## [Exercise]
Please substitute "Kids" for "Children" in the entries from the very start up to and including the line containing "FancyBboxPatch shape <box>634 73", leaving everything else unchanged. Return only those lines.

## [Information given]
────

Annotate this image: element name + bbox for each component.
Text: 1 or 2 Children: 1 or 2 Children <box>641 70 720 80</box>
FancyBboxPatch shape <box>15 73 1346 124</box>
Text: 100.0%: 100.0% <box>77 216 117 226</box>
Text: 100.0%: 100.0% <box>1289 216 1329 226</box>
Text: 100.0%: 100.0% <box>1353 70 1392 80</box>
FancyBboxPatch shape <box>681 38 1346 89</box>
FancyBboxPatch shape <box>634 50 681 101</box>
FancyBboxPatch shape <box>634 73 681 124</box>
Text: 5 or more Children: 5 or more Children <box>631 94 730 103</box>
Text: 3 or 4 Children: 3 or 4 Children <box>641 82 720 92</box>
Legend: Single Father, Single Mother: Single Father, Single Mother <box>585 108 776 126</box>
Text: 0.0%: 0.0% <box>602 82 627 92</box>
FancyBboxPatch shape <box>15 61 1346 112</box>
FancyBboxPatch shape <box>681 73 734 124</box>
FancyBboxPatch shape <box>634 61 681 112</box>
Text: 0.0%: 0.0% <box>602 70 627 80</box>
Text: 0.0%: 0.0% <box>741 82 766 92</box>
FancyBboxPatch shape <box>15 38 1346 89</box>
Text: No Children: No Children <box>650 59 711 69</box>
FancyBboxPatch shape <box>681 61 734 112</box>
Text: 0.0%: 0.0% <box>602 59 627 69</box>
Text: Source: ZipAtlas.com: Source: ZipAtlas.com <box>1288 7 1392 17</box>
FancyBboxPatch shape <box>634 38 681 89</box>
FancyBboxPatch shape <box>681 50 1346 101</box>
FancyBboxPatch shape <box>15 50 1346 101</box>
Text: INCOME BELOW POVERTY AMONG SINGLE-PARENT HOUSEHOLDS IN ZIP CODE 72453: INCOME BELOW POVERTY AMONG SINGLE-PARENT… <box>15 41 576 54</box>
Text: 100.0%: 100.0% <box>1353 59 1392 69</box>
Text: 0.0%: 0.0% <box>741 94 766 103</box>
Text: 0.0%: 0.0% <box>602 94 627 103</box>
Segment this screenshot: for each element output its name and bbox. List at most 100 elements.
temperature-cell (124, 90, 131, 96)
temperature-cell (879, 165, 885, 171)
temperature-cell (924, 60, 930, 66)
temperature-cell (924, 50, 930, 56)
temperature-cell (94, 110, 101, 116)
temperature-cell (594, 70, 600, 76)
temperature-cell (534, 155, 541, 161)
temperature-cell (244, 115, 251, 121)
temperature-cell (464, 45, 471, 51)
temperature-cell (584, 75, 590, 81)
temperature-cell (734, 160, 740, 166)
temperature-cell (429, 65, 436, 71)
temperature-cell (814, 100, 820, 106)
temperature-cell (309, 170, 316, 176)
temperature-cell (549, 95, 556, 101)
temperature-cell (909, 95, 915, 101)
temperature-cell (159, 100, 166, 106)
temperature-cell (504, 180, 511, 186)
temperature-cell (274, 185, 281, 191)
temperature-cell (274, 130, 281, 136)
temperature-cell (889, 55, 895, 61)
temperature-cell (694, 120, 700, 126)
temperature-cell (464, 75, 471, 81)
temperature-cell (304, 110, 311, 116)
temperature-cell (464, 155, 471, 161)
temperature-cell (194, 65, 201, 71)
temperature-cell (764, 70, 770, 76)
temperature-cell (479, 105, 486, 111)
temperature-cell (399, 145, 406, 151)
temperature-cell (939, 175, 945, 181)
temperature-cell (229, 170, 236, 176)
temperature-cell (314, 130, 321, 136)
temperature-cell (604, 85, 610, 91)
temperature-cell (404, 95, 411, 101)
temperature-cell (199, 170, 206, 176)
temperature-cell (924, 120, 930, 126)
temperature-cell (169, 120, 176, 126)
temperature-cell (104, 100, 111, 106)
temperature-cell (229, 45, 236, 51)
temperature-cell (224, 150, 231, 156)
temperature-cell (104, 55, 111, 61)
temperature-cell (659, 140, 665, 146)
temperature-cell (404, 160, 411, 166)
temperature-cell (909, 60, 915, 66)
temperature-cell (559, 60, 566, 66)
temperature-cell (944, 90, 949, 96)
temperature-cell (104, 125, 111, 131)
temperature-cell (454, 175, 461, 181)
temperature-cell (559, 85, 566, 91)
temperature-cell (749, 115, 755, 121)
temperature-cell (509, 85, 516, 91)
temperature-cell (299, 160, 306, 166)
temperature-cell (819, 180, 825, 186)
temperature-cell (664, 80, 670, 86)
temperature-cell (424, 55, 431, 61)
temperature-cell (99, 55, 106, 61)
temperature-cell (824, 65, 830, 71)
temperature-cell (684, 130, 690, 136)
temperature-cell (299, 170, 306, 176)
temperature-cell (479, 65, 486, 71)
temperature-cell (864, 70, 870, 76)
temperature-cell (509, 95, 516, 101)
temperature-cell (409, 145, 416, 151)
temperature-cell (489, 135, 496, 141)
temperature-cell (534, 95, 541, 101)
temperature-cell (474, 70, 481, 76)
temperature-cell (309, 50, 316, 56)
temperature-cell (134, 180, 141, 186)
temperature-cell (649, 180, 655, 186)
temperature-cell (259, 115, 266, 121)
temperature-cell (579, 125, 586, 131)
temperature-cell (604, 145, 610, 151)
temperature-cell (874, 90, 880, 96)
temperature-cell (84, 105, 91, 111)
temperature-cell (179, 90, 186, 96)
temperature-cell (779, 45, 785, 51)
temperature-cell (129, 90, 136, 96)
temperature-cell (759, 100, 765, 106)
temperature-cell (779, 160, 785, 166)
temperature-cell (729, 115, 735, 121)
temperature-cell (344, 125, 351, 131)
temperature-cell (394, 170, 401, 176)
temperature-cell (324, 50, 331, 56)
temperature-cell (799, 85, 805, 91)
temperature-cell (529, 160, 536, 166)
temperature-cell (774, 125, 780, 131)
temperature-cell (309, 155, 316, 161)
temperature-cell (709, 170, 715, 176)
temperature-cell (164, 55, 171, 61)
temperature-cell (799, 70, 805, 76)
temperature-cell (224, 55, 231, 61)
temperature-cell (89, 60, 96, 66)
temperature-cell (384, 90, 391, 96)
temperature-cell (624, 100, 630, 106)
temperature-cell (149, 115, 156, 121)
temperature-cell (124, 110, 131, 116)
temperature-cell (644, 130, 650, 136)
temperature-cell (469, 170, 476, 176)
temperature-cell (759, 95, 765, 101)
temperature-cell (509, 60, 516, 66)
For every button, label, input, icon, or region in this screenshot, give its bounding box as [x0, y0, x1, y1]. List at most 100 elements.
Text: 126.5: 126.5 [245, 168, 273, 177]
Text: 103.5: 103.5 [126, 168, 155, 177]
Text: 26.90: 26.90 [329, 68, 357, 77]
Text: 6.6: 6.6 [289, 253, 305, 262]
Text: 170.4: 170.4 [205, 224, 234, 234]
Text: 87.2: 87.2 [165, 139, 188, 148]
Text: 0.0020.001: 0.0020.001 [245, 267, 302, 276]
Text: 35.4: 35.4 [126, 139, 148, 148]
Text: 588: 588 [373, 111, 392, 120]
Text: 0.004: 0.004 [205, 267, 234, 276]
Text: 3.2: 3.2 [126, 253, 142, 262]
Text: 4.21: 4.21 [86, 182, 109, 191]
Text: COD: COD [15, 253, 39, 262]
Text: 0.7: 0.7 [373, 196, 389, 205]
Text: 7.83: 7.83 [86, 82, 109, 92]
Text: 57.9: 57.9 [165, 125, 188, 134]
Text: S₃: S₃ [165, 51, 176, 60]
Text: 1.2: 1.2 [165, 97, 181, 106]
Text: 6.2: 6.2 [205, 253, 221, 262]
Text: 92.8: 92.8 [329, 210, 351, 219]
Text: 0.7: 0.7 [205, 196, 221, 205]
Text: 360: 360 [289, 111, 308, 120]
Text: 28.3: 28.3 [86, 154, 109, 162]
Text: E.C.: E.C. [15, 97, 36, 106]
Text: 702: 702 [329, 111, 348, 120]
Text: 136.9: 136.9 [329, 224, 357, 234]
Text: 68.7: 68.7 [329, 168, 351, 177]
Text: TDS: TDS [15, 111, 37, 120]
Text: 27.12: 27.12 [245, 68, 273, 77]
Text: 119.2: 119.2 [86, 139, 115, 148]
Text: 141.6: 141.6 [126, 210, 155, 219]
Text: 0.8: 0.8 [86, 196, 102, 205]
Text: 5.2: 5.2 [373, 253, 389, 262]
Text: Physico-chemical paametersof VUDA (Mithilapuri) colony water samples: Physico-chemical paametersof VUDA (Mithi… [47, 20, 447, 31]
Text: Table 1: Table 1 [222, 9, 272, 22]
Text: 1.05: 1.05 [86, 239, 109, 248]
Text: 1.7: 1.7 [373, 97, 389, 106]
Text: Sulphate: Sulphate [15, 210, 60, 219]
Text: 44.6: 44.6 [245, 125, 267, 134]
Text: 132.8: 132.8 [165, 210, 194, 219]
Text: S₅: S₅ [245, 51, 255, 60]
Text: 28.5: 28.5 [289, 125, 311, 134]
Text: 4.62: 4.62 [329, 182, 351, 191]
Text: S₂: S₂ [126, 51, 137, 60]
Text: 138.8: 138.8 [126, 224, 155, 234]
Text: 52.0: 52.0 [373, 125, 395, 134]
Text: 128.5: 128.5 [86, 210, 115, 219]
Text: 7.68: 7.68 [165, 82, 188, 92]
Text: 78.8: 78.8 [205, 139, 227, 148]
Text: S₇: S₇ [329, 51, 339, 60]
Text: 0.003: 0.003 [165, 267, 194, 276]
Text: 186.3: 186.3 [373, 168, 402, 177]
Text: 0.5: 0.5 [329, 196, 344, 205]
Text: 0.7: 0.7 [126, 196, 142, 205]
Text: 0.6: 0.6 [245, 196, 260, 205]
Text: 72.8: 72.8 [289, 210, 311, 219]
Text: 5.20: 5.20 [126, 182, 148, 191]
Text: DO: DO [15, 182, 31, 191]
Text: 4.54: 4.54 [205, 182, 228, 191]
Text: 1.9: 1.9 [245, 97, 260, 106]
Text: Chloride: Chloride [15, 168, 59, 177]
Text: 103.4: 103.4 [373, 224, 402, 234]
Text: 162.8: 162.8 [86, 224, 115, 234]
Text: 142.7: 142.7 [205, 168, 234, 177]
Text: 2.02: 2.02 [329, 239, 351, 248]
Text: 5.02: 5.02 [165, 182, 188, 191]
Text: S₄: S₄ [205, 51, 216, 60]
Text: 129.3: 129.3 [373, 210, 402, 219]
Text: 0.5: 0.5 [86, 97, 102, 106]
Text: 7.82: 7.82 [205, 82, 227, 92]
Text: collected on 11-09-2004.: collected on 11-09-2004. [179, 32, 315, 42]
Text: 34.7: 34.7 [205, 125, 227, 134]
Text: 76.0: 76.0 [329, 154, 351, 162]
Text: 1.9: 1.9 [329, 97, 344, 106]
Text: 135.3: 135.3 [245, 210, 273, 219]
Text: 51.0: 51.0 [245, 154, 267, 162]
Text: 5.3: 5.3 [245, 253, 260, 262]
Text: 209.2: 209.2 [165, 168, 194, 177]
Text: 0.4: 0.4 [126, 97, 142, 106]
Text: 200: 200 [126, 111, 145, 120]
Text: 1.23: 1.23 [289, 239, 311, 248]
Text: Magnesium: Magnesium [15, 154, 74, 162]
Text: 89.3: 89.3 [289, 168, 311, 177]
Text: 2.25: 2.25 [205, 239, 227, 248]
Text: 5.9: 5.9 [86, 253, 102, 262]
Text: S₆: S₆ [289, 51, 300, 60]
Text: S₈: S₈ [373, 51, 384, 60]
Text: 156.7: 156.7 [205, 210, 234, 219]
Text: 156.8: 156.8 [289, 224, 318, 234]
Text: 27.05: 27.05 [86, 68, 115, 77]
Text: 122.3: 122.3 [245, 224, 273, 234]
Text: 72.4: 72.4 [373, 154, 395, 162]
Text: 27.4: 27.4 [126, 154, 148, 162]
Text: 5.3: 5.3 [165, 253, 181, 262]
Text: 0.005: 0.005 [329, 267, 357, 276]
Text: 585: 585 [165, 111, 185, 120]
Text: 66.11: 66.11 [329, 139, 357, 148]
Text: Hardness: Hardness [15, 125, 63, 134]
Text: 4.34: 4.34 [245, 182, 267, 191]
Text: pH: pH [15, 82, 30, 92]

────

## [Written response]
Annotate this image: element name + bbox for each component.
Text: 1 or 2 Kids: 1 or 2 Kids <box>641 70 720 80</box>
FancyBboxPatch shape <box>15 73 1346 124</box>
Text: 100.0%: 100.0% <box>77 216 117 226</box>
Text: 100.0%: 100.0% <box>1289 216 1329 226</box>
Text: 100.0%: 100.0% <box>1353 70 1392 80</box>
FancyBboxPatch shape <box>681 38 1346 89</box>
FancyBboxPatch shape <box>634 50 681 101</box>
FancyBboxPatch shape <box>634 73 681 124</box>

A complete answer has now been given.